◆ Records shown:
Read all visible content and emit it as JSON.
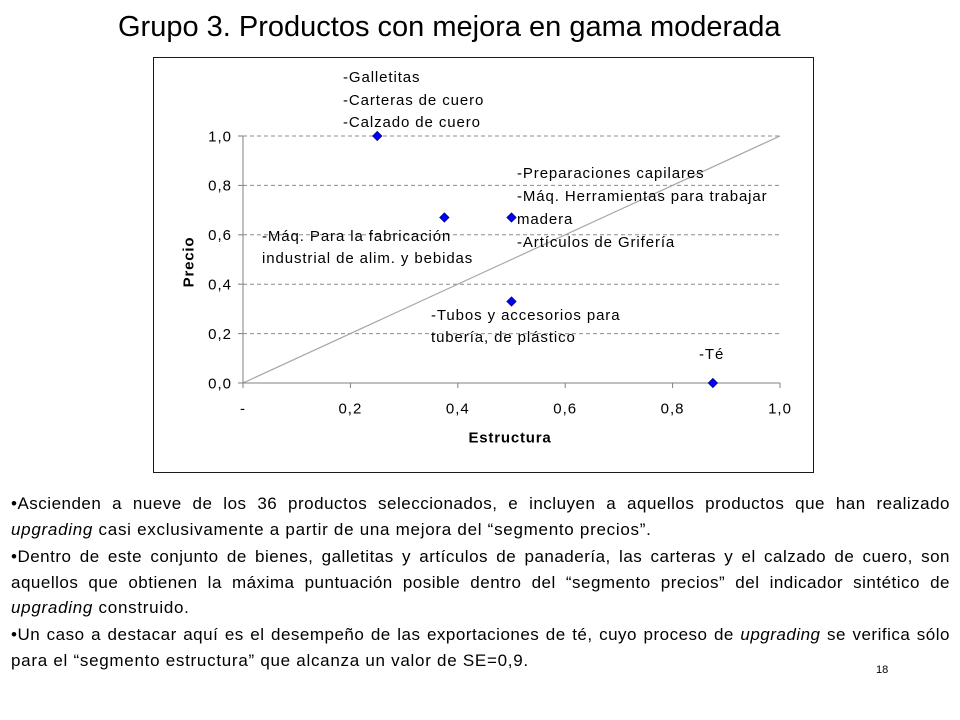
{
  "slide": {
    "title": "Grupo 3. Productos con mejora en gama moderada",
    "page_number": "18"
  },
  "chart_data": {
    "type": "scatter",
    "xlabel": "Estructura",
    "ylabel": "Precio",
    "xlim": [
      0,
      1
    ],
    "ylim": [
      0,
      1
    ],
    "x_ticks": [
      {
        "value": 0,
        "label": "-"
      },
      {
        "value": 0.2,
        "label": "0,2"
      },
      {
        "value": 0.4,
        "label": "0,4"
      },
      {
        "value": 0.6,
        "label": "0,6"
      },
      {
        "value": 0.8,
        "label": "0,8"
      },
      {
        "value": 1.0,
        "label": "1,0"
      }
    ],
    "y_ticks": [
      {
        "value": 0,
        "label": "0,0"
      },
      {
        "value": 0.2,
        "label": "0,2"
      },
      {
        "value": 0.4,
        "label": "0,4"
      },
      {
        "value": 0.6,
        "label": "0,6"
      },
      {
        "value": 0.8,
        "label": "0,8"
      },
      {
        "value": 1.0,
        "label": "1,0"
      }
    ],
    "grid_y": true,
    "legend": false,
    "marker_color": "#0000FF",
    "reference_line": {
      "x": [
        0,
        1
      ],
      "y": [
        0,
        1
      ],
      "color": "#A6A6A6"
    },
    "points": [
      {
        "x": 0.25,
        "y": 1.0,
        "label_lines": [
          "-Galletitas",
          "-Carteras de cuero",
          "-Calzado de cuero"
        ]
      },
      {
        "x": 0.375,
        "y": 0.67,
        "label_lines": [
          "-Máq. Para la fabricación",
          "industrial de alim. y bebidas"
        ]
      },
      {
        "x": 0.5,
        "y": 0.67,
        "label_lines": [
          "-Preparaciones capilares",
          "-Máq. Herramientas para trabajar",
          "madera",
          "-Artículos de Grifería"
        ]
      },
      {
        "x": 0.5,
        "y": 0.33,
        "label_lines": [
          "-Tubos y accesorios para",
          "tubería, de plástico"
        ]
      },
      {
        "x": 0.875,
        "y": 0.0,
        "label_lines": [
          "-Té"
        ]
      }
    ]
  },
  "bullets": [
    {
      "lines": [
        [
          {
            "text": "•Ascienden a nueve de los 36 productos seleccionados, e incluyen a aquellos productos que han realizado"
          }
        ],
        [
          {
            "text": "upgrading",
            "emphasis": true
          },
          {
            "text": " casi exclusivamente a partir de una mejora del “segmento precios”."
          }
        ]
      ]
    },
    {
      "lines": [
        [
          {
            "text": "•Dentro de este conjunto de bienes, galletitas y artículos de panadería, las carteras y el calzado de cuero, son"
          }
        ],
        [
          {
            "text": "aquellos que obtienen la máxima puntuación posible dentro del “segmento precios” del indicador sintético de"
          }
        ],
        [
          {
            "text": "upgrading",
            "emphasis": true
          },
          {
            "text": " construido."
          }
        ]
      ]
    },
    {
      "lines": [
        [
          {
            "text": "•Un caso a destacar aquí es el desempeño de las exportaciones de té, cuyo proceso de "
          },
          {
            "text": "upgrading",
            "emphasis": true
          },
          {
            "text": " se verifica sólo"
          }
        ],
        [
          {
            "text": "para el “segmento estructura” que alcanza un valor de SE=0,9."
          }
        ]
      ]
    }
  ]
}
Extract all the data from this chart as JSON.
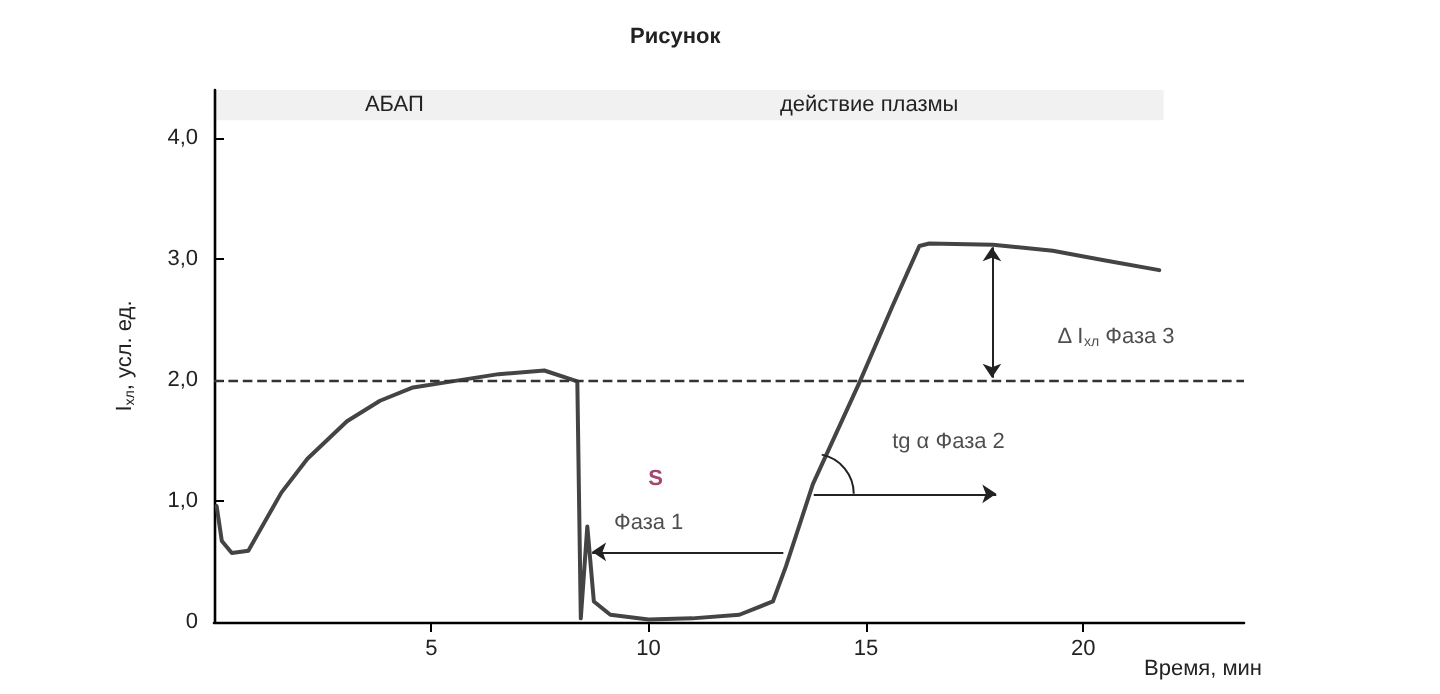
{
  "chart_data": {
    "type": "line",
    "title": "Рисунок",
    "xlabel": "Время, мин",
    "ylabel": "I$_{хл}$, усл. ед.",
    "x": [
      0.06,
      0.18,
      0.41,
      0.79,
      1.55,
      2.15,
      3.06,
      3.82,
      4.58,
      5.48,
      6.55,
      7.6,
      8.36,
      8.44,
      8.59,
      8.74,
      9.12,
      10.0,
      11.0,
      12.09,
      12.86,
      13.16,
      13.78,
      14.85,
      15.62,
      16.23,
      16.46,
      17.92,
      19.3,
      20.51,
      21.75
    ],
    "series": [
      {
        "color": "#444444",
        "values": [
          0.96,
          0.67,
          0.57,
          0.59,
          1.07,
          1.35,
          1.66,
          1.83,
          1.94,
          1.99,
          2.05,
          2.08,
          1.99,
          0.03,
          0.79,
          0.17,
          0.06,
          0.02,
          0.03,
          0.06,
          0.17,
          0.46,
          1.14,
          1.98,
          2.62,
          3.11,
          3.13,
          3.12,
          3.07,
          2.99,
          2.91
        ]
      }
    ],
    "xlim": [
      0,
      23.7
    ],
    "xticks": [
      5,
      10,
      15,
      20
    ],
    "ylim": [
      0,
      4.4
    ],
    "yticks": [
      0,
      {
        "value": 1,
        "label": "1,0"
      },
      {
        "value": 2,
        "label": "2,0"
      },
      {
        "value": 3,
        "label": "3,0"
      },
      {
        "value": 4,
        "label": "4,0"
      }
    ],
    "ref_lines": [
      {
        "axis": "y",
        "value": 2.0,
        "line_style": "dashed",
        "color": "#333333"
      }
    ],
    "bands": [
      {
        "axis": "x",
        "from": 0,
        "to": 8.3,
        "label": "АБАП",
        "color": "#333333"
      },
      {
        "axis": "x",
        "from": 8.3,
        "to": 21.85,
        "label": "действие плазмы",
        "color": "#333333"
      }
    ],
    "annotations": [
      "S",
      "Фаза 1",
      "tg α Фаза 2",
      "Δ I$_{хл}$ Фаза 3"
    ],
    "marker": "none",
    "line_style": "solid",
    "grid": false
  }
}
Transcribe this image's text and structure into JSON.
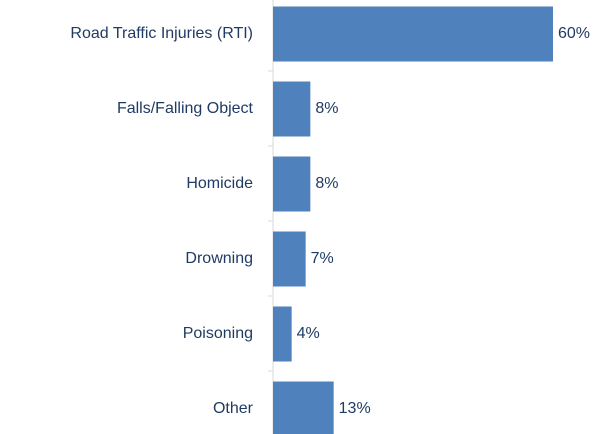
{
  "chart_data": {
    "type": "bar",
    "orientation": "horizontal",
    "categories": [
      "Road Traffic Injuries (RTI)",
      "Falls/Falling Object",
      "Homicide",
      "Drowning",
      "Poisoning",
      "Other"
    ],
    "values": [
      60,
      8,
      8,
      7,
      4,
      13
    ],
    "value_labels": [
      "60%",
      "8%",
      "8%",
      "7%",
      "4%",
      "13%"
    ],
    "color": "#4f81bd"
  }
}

◆ Challenge: Give the number of lines in the records above that contain the word "title". Reply with that number alone.

◆ Finished task: 2